§ **Zitierter Abschnitt**
———
# Suche ein Spiel wo man einen Planeten besiedeln muss (Simulation)



## Seregant (16. März 2014)

Hallo alle zusammen! 

Ich suche seit einiger Zeit ein Spiel wo man z.B. auf dem Mars landen muss. Nach der Landung mit Experimenten und Tests langsam eine Basis erbauen kann um schlussendlich den Planeten zu besiedeln.

Des weiteren sollte es eine Simulation sein und wenn möglich in der Ego-Sicht.

Gibt es so ein Spiel? Ich spiele leidenschaftlich Take on Mars, KSP oder die X-Reihe nun hätte ich gerne ein Spiel das alles verbindet.

Hoffe die Angaben reichen 

Grüsse


----------



## Herbboy (17. März 2014)

Mit fällt da nur Sins of a solar Empire ein, aber das ist eher eine Strategie-Sim wie Civlization, nur halt im Weltall und mit extrem viel Tiefe was Diplomatie und Handel angeht


----------



## Enisra (17. März 2014)

Da gäb´s Outpost
mit dem Nachteil dass das von 1994 bzw. von 1997 ist ...
———
§ **Quelleinträge**
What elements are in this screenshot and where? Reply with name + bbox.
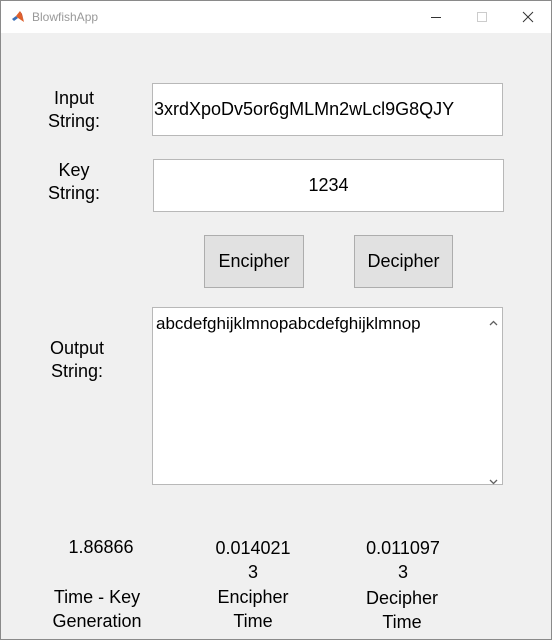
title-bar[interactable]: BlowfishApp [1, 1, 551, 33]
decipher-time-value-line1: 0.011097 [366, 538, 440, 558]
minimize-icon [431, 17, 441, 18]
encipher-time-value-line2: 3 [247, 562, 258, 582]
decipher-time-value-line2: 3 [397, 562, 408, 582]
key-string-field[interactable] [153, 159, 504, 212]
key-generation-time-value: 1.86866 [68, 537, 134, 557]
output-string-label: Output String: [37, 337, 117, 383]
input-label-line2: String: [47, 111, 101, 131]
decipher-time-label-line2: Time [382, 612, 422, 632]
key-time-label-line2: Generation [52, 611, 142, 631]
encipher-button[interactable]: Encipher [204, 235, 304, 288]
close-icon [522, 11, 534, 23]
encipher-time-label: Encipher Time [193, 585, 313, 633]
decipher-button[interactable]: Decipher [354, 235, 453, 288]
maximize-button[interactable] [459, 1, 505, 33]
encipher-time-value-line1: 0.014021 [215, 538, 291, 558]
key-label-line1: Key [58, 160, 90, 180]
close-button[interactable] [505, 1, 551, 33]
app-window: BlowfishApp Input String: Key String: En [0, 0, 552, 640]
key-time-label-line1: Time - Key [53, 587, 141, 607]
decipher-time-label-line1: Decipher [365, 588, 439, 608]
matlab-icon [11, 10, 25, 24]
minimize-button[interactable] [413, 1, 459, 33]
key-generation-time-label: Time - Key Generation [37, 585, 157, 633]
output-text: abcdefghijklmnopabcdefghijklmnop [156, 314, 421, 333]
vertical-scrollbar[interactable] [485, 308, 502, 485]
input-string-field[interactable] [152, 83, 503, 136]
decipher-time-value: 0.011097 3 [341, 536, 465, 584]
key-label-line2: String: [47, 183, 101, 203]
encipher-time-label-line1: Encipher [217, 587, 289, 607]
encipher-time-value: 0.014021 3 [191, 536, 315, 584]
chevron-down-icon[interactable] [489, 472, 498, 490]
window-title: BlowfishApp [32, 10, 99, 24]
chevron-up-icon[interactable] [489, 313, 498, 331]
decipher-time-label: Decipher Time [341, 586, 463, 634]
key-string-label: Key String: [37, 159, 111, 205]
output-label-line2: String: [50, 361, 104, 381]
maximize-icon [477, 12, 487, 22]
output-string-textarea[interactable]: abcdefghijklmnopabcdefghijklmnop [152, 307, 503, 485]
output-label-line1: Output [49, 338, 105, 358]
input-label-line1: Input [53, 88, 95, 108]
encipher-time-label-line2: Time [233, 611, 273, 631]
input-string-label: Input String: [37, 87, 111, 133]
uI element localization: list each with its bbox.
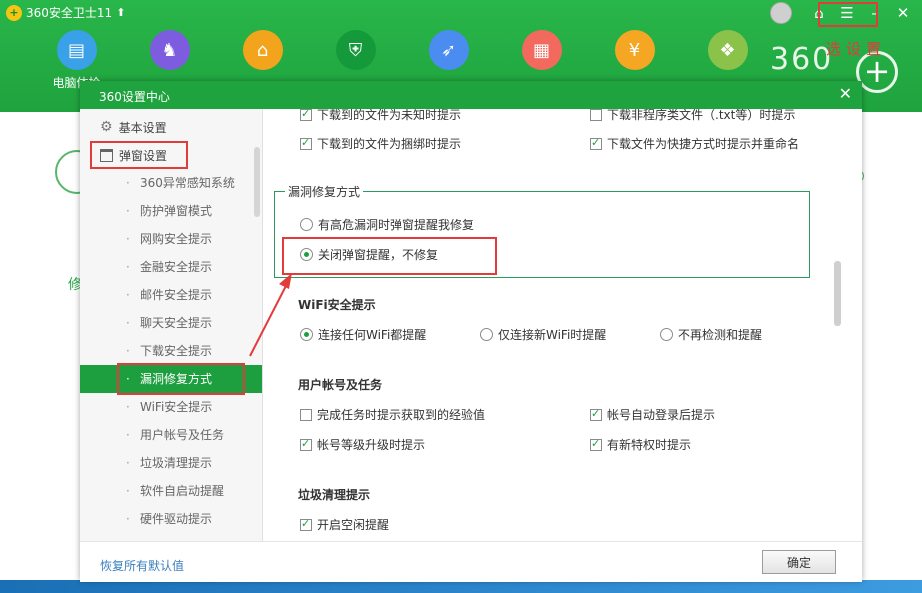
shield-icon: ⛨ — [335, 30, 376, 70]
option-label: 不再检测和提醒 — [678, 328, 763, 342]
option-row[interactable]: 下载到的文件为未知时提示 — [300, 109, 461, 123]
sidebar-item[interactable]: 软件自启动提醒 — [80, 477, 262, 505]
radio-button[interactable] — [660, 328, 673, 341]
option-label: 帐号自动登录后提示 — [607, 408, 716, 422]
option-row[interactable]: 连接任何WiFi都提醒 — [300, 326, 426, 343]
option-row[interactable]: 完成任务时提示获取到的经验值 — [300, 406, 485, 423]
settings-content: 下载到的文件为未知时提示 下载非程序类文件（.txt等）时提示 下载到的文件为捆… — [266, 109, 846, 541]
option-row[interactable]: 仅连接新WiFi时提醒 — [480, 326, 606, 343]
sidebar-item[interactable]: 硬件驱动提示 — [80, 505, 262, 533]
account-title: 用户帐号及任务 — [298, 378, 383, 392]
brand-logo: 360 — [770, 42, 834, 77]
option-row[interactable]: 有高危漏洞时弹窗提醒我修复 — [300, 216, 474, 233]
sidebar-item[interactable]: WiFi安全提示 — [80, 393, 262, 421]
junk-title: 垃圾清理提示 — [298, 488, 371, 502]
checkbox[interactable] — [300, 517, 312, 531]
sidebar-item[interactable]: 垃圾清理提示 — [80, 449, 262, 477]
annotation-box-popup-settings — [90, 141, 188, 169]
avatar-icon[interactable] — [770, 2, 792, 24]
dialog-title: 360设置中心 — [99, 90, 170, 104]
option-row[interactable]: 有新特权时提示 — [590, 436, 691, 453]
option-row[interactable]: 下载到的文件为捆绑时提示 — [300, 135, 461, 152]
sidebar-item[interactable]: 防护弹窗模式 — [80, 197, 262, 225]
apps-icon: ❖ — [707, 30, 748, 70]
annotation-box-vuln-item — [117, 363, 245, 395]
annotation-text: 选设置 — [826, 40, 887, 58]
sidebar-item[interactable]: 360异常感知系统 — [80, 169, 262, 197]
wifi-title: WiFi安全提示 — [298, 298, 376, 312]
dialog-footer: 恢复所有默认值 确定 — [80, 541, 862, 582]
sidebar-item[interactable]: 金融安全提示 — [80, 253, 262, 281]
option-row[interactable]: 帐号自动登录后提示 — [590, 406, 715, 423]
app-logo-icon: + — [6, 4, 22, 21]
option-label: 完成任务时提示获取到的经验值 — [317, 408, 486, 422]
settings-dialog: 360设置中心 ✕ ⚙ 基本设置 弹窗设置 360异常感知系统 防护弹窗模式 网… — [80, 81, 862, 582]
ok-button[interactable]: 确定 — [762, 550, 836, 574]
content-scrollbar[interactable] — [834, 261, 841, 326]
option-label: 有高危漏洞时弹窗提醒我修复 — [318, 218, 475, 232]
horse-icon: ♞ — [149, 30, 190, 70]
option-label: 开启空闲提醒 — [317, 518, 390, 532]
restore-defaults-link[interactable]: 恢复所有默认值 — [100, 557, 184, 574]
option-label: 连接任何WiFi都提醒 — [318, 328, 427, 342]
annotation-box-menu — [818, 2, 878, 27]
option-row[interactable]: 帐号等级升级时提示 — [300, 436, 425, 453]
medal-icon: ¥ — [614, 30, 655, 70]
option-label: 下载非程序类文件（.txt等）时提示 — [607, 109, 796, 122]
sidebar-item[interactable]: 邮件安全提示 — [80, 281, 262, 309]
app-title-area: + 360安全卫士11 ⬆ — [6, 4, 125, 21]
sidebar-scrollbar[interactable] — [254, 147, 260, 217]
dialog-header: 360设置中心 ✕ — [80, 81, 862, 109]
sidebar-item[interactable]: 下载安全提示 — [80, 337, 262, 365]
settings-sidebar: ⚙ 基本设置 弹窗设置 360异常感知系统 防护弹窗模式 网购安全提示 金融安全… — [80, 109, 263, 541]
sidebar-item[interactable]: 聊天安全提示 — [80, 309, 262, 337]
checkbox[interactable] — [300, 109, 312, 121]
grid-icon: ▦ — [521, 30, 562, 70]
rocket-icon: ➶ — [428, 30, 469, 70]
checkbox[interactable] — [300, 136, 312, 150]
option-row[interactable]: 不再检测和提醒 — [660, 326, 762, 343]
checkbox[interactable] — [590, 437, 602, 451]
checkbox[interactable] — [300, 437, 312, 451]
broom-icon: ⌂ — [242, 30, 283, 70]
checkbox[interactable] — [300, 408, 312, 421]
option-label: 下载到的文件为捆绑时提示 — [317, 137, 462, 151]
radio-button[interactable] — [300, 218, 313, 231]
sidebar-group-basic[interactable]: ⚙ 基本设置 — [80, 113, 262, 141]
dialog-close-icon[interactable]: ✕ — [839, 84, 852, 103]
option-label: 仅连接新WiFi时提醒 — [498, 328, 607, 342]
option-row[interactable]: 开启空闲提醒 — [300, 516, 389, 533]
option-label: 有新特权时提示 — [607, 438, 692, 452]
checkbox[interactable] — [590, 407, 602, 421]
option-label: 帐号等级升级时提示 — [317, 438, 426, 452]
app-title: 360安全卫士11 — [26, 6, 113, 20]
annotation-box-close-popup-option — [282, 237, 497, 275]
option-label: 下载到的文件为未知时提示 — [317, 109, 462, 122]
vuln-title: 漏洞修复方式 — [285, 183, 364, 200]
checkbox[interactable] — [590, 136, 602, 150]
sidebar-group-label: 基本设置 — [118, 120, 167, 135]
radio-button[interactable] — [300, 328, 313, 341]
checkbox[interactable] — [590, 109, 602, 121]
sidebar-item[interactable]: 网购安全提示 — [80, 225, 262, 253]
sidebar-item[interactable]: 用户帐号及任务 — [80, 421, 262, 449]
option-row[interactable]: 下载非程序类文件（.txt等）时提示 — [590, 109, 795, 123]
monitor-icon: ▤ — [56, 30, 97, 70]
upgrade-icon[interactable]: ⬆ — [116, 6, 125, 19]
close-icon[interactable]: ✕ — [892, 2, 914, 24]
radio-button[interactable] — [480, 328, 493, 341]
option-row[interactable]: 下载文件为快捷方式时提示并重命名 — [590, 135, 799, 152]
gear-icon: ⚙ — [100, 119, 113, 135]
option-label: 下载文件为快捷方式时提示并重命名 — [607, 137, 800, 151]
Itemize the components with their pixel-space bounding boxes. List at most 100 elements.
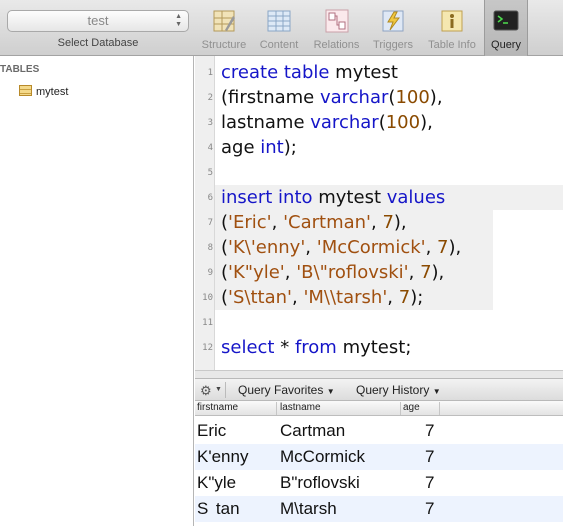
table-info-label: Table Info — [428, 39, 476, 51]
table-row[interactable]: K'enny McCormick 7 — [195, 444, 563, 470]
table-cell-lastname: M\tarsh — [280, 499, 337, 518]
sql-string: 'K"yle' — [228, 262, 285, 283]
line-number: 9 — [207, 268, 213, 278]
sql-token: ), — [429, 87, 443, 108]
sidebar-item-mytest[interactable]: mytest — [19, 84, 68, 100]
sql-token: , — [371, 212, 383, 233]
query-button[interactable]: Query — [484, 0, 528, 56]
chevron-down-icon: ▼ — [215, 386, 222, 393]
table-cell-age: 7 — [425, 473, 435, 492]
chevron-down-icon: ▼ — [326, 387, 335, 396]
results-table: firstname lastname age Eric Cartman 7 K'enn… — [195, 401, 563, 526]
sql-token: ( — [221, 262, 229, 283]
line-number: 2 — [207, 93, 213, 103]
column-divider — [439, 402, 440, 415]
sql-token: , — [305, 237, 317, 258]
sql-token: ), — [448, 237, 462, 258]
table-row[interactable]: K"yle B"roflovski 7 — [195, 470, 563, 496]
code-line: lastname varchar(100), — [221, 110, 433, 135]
———
§ **Schriftliche Aufgabe 1**
Schreibe den gesamten Forenthread über die Suche nach einem Spiel zur Planetenbesiedlung Wort für Wort ab.
§ **Schriftliche Aufgabe 2**
Zitiere aus den Einträgen nur die Zeilen, beginnend mit der Zeile, die „shield-icon: ⛨ — [335, 30, 376, 70]“ enthält, bis einschließlich der Zeile, die „brand-logo: 360 — [770, 42, 834, 77]“ enthält.
Der Forenthread und die Einträge stammen aus verschiedenen Quellen.

§ **Richtiges Ergebnis 1**
# Suche ein Spiel wo man einen Planeten besiedeln muss (Simulation)



## Seregant (16. März 2014)

Hallo alle zusammen! 

Ich suche seit einiger Zeit ein Spiel wo man z.B. auf dem Mars landen muss. Nach der Landung mit Experimenten und Tests langsam eine Basis erbauen kann um schlussendlich den Planeten zu besiedeln.

Des weiteren sollte es eine Simulation sein und wenn möglich in der Ego-Sicht.

Gibt es so ein Spiel? Ich spiele leidenschaftlich Take on Mars, KSP oder die X-Reihe nun hätte ich gerne ein Spiel das alles verbindet.

Hoffe die Angaben reichen 

Grüsse


----------



## Herbboy (17. März 2014)

Mit fällt da nur Sins of a solar Empire ein, aber das ist eher eine Strategie-Sim wie Civlization, nur halt im Weltall und mit extrem viel Tiefe was Diplomatie und Handel angeht


----------



## Enisra (17. März 2014)

Da gäb´s Outpost
mit dem Nachteil dass das von 1994 bzw. von 1997 ist ...

§ **Richtiges Ergebnis 2**
shield-icon: ⛨ — [335, 30, 376, 70]
option-label: 不再检测和提醒 — [678, 328, 763, 342]
option-row[interactable]: 下载到的文件为未知时提示 — [300, 109, 461, 123]
sidebar-item[interactable]: 软件自启动提醒 — [80, 477, 262, 505]
radio-button[interactable] — [660, 328, 673, 341]
option-label: 帐号自动登录后提示 — [607, 408, 716, 422]
option-row[interactable]: 连接任何WiFi都提醒 — [300, 326, 426, 343]
option-row[interactable]: 完成任务时提示获取到的经验值 — [300, 406, 485, 423]
settings-content: 下载到的文件为未知时提示 下载非程序类文件（.txt等）时提示 下载到的文件为捆… — [266, 109, 846, 541]
option-row[interactable]: 仅连接新WiFi时提醒 — [480, 326, 606, 343]
sidebar-item[interactable]: 硬件驱动提示 — [80, 505, 262, 533]
account-title: 用户帐号及任务 — [298, 378, 383, 392]
brand-logo: 360 — [770, 42, 834, 77]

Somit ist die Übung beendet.